= PROBLEM =
Pull every "grid" line out of the data below.

--------------------------------

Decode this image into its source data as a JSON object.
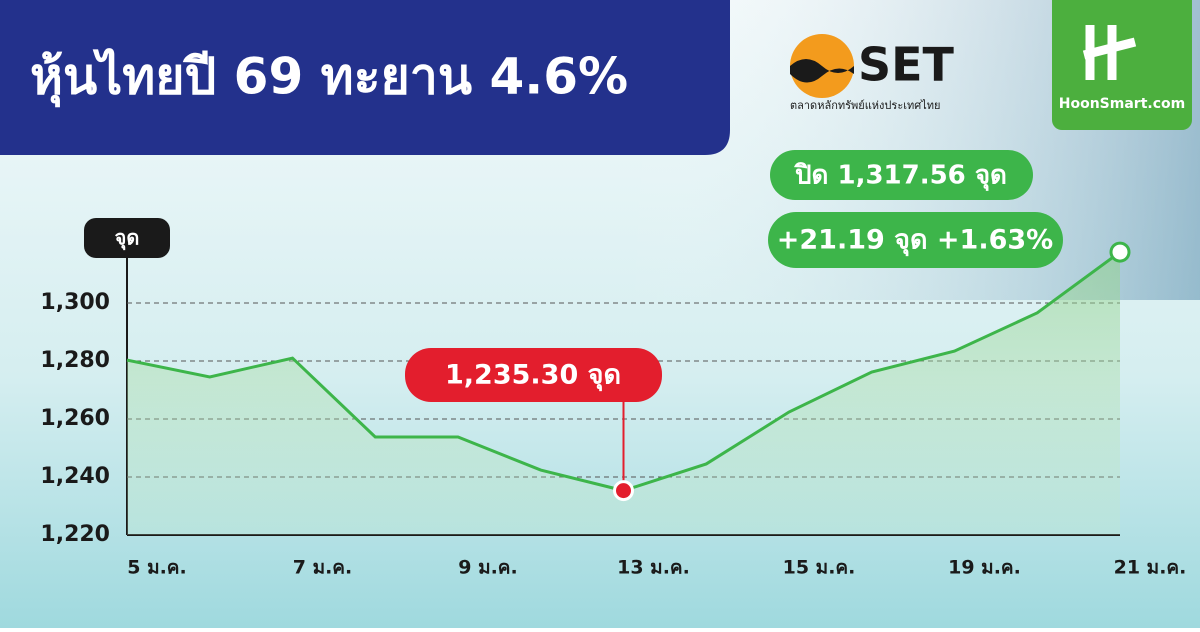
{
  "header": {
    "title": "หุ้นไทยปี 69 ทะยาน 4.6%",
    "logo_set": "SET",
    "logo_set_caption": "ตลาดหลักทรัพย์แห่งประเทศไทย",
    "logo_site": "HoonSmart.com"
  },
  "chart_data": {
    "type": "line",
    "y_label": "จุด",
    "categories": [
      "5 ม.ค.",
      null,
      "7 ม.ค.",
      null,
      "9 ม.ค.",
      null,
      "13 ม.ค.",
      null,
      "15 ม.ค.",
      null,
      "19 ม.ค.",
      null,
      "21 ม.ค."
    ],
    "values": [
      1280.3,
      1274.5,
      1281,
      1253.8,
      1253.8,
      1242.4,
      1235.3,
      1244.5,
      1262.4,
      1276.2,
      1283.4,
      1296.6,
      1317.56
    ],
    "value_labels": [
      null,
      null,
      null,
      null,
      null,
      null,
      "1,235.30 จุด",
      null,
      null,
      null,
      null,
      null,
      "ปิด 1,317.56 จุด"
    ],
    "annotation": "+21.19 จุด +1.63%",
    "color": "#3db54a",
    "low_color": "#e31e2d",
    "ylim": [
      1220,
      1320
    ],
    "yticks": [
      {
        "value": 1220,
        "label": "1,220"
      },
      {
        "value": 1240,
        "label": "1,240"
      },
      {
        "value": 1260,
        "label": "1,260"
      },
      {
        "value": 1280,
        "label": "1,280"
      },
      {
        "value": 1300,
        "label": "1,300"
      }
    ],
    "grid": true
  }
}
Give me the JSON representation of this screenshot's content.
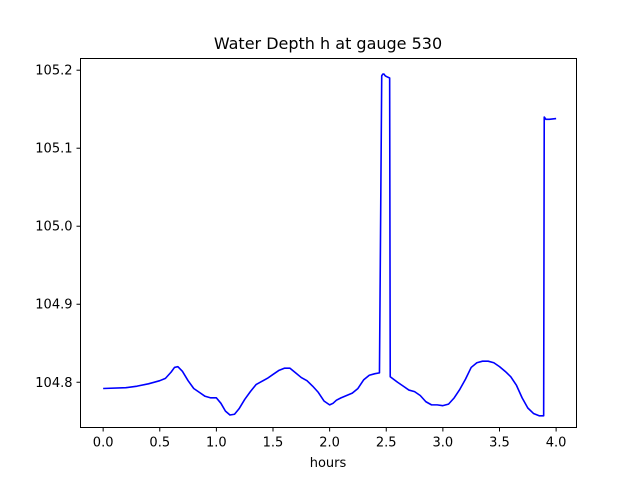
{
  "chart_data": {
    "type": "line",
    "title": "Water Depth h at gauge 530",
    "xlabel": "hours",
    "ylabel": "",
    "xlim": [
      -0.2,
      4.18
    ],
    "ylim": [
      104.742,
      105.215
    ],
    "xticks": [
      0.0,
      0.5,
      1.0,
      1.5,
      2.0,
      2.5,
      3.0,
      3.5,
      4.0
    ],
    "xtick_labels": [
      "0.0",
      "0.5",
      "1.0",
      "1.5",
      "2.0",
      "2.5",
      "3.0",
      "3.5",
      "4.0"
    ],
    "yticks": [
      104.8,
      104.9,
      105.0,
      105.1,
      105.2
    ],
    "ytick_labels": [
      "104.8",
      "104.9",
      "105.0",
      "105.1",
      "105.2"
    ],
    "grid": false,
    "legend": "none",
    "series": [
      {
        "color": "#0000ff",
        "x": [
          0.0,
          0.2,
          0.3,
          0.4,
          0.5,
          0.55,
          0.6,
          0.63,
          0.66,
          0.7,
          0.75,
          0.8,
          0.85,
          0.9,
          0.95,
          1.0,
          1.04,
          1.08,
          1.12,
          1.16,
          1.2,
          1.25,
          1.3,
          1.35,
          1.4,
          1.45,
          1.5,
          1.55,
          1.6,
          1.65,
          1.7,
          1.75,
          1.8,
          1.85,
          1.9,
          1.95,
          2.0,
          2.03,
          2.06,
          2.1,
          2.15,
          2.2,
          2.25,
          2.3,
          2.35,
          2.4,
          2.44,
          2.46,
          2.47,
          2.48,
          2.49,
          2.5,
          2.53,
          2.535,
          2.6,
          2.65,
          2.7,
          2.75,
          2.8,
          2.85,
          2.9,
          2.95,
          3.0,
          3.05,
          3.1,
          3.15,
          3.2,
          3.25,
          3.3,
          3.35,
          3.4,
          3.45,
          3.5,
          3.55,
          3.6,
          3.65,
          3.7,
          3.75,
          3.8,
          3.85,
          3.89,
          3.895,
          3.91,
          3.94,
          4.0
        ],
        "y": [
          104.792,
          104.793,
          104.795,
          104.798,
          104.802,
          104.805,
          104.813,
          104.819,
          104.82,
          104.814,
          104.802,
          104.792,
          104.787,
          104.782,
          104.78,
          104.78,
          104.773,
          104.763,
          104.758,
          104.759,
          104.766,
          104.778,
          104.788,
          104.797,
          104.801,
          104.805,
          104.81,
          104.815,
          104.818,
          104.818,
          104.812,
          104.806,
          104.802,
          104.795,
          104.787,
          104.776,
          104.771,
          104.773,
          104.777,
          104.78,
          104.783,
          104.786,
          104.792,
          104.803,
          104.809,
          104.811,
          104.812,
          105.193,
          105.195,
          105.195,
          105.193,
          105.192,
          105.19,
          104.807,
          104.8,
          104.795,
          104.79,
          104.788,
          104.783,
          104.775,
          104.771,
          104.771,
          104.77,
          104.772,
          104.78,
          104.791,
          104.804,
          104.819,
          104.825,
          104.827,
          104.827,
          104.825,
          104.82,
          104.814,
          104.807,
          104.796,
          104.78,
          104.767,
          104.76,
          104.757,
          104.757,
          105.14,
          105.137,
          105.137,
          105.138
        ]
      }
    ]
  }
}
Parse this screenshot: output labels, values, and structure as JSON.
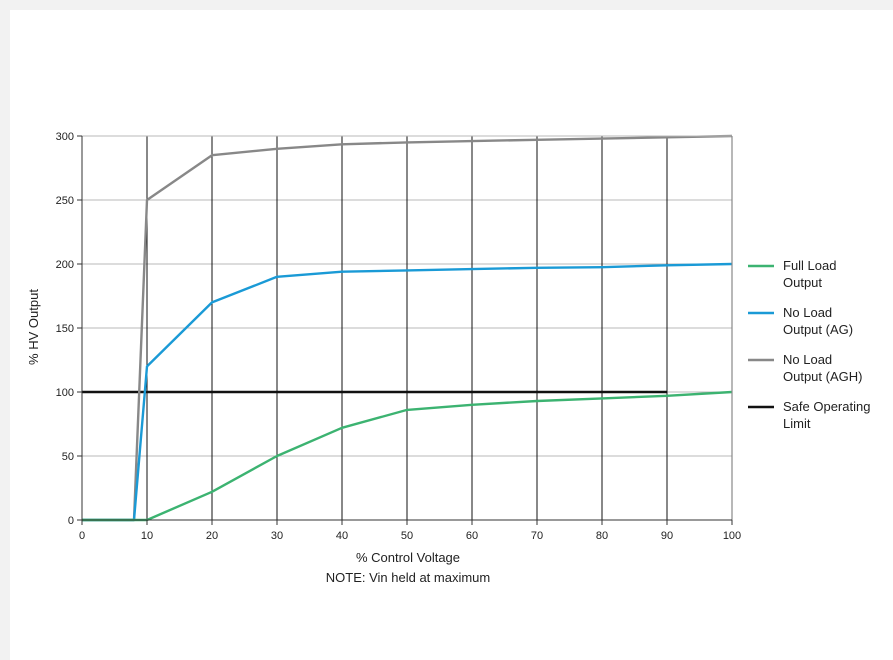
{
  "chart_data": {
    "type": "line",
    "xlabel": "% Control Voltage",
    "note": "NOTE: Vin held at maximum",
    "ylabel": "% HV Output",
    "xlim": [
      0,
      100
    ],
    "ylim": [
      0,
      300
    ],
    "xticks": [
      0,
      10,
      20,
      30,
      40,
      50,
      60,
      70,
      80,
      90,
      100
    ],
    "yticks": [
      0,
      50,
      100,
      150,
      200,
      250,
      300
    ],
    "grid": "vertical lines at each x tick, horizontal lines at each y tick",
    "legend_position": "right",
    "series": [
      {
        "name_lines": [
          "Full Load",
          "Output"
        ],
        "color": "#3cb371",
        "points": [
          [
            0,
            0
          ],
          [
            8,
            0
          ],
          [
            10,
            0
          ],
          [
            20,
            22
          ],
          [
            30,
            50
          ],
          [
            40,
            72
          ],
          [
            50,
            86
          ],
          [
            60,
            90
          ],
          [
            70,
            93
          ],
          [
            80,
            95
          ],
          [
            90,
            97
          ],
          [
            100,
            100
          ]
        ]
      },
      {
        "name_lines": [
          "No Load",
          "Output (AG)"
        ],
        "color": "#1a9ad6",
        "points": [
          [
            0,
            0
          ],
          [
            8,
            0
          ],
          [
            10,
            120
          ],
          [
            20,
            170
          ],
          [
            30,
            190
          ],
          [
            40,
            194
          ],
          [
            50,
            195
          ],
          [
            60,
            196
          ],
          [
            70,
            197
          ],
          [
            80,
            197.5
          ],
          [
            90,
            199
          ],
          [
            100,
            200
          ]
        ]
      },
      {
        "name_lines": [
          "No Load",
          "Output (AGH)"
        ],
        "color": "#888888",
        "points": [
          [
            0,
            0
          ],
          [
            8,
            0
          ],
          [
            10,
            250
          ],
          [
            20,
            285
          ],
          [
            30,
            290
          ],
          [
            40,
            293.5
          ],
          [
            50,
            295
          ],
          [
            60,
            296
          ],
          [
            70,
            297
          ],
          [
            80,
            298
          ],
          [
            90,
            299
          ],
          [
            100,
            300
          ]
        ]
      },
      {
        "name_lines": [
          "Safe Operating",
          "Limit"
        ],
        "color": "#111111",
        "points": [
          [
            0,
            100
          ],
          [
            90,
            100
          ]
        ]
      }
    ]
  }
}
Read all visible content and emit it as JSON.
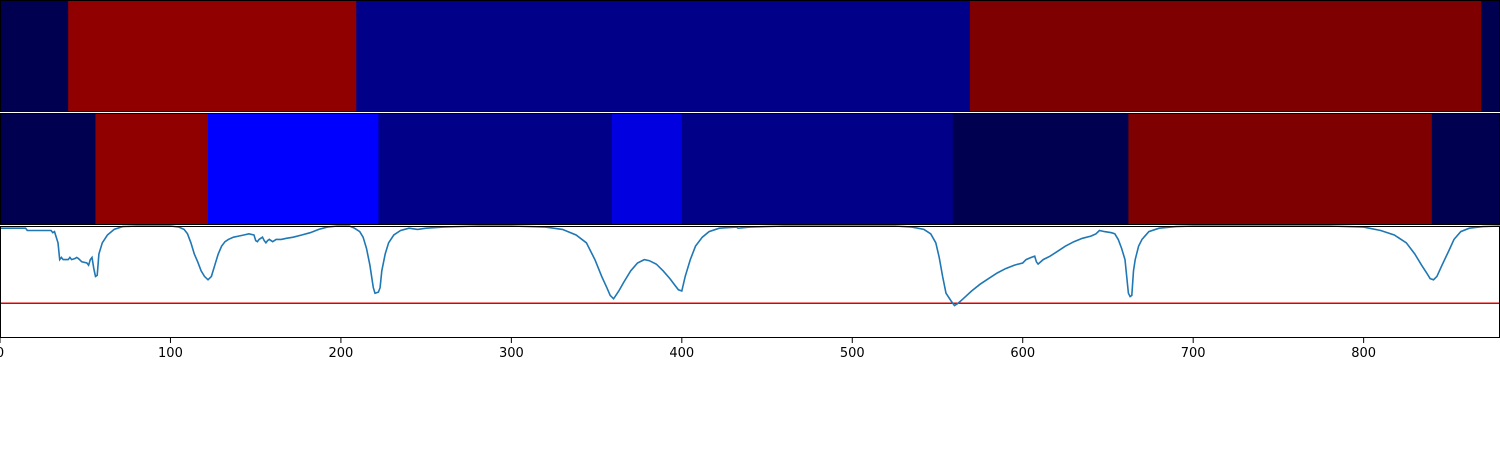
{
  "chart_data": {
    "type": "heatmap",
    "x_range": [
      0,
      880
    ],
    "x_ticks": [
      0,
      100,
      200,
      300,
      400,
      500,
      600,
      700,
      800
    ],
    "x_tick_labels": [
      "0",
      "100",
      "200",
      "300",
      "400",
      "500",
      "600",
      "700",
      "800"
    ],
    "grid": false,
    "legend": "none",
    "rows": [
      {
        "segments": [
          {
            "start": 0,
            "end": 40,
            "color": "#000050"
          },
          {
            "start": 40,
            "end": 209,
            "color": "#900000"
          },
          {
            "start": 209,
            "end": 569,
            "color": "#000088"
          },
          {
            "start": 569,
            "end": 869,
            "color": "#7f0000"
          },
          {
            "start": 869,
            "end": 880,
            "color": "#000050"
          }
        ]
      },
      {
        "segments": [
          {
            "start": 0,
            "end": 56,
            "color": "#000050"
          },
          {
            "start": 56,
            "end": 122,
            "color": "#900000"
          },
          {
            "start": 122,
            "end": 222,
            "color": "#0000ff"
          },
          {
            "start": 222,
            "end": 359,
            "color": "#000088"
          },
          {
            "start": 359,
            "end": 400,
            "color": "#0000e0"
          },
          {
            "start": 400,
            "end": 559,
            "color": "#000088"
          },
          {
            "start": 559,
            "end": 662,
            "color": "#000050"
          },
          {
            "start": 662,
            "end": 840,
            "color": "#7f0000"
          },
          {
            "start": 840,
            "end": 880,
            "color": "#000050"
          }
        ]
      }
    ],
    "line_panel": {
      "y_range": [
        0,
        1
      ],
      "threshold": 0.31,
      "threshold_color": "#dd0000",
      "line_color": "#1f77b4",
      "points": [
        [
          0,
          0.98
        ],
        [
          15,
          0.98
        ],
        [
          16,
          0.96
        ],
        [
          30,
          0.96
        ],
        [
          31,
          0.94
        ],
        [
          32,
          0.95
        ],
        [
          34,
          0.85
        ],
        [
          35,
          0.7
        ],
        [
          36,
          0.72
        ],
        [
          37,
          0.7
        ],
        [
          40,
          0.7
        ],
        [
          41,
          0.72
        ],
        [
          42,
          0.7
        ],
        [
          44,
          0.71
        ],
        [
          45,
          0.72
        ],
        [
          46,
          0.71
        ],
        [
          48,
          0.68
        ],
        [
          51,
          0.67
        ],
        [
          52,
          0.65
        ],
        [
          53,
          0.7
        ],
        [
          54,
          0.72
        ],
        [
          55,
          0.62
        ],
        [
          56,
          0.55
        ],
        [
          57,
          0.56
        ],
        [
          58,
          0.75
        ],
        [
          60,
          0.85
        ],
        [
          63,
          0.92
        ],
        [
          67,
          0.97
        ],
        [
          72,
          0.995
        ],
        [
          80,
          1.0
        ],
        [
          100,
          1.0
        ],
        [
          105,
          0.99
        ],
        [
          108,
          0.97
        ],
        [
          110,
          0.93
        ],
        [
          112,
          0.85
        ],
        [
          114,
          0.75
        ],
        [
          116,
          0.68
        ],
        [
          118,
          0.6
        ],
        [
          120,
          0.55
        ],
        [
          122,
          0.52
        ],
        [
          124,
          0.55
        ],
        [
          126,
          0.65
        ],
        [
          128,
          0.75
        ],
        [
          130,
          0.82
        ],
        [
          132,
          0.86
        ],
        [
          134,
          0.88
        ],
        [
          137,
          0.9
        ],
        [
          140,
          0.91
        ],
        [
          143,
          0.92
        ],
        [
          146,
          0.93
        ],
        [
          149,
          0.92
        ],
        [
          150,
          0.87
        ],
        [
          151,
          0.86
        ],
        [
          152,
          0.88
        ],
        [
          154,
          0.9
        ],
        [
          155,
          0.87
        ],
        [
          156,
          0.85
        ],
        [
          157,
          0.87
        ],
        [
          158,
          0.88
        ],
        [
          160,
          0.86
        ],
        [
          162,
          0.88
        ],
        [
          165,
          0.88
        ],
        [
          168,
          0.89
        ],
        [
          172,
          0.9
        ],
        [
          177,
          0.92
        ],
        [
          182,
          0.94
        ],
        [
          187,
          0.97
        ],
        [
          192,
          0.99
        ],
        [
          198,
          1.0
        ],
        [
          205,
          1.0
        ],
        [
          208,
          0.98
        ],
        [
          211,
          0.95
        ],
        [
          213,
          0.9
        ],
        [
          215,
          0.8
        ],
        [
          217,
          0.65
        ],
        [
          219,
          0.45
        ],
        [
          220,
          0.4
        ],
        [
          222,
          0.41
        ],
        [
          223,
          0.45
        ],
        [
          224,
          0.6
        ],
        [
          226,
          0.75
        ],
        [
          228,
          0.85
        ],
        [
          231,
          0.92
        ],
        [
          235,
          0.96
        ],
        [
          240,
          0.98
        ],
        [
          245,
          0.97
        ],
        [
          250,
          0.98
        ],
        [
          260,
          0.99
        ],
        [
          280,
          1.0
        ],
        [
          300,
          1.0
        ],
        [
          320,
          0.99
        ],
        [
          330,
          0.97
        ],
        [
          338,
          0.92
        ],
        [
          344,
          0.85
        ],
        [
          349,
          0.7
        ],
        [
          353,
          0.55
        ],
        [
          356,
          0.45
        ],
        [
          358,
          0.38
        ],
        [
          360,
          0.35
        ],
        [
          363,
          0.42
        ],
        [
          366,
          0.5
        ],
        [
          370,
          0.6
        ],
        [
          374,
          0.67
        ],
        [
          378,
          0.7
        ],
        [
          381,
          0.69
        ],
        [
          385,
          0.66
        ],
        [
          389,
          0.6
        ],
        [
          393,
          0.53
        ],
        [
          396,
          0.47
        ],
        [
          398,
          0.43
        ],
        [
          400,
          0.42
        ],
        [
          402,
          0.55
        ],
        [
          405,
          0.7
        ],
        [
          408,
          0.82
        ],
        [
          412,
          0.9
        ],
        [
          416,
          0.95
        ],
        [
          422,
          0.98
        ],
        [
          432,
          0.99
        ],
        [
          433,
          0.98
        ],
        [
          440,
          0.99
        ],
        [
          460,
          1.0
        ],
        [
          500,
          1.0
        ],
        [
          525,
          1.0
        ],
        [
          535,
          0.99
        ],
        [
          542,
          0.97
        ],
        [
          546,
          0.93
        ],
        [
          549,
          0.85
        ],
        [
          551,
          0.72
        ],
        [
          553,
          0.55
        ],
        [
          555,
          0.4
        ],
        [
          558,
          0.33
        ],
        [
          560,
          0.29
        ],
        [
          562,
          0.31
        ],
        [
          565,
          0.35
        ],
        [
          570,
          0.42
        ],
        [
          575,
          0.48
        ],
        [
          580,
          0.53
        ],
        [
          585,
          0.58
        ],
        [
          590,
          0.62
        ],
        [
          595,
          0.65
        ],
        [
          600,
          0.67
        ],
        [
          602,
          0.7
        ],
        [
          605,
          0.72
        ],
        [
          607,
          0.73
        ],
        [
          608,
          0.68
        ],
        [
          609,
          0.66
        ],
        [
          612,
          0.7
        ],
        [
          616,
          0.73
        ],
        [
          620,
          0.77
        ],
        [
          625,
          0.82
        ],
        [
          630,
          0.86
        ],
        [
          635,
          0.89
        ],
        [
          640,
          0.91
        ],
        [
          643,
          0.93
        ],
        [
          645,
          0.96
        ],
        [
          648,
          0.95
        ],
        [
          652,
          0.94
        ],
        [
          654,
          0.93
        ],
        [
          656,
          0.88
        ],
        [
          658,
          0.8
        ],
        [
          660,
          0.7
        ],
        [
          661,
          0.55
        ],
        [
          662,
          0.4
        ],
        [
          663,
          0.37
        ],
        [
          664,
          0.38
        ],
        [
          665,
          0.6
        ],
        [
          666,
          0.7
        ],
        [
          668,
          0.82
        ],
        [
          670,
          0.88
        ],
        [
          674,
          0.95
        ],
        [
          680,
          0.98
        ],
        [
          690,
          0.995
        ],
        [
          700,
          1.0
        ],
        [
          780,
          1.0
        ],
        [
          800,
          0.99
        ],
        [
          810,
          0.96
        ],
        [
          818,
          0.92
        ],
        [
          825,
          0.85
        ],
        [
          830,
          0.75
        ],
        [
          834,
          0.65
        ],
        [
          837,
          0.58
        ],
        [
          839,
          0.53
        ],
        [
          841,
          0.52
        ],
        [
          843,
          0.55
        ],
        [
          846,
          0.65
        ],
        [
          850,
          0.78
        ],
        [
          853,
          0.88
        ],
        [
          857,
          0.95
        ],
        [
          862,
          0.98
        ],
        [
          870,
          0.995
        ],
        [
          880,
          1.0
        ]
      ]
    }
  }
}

--------------------------------

= COMPLETED TASK =
    "grid": true
    "grid": false,
    "grid": "vertical lines at each x tick, horizontal lines at each y tick",
    "grid": false,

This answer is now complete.